[BEGIN PROVIDED RECORDS]

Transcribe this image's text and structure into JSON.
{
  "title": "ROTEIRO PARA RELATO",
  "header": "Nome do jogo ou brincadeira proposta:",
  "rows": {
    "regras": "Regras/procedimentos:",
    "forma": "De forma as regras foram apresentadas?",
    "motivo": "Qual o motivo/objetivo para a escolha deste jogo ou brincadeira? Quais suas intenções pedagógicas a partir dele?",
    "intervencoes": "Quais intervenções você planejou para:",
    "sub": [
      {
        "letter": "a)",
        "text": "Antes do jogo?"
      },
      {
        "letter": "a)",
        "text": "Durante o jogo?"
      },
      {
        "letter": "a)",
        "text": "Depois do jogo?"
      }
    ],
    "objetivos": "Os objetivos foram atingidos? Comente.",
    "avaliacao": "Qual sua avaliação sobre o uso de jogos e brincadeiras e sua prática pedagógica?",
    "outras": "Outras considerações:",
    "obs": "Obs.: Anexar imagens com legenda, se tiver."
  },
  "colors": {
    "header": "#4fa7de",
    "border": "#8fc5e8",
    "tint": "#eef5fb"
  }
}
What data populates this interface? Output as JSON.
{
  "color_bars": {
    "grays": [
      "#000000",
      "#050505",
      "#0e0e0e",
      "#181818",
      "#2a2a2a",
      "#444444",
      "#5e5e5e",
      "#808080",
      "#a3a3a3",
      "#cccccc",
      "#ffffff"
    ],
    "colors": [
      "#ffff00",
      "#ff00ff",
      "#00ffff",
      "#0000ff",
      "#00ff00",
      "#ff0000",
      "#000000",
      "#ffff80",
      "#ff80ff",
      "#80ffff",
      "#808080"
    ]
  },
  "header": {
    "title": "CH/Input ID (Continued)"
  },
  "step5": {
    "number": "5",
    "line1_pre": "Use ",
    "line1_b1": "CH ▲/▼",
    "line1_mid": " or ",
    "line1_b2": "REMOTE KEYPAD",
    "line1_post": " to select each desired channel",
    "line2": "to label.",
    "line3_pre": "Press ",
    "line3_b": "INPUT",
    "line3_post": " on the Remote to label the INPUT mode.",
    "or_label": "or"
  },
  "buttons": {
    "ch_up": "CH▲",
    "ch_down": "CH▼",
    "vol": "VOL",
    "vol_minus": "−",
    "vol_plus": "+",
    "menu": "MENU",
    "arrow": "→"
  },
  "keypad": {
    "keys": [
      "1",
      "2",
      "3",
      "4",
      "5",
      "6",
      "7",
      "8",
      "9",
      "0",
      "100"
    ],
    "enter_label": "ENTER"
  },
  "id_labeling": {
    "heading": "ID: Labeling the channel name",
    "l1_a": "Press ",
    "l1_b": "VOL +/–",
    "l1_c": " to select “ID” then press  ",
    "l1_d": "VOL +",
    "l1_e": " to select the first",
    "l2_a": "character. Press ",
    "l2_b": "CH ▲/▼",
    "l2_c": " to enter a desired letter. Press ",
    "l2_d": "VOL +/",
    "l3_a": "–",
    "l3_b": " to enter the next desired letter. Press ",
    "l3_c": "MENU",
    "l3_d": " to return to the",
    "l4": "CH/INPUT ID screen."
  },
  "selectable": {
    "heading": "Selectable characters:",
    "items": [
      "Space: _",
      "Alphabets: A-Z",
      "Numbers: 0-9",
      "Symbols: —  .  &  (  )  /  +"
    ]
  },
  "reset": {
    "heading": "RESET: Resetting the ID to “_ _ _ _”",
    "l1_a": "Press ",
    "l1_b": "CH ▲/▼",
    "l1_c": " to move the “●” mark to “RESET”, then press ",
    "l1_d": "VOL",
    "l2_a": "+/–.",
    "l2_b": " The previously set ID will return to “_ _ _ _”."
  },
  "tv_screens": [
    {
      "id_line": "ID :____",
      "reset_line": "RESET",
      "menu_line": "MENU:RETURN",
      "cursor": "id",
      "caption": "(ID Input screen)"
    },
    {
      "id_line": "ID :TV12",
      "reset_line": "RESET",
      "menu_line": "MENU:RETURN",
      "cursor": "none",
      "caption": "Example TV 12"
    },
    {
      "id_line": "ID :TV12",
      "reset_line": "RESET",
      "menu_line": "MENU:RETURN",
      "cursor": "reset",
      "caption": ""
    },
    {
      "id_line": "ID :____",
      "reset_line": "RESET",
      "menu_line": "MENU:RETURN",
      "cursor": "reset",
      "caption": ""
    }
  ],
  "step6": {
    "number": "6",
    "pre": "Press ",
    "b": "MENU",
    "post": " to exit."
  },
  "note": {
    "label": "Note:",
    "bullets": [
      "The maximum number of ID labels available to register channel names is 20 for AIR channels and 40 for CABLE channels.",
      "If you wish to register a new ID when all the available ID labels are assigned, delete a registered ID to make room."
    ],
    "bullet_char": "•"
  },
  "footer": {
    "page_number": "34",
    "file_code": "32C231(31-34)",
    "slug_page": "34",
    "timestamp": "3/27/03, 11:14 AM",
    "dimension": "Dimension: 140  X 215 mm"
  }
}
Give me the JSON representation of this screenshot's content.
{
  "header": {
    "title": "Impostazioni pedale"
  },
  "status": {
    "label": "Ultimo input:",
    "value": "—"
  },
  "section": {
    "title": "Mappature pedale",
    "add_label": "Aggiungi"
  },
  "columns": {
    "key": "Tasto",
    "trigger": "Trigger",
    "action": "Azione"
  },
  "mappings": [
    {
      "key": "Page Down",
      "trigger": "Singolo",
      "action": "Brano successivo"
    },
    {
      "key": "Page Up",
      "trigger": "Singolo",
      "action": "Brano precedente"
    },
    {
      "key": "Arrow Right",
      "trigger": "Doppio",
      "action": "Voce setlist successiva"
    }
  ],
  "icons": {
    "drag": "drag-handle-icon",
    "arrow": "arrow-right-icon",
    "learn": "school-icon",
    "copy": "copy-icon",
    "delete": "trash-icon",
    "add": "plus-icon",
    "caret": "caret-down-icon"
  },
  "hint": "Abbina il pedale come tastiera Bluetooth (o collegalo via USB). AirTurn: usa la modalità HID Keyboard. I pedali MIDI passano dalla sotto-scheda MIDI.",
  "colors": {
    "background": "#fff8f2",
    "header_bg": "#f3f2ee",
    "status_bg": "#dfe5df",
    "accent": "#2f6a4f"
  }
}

[END PROVIDED RECORDS]

TASK DESCRIPTION
Check each line above for the string "foram" and show the ones that have it.

WRITTEN RESPONSE
    "forma": "De forma as regras foram apresentadas?",
    "objetivos": "Os objetivos foram atingidos? Comente.",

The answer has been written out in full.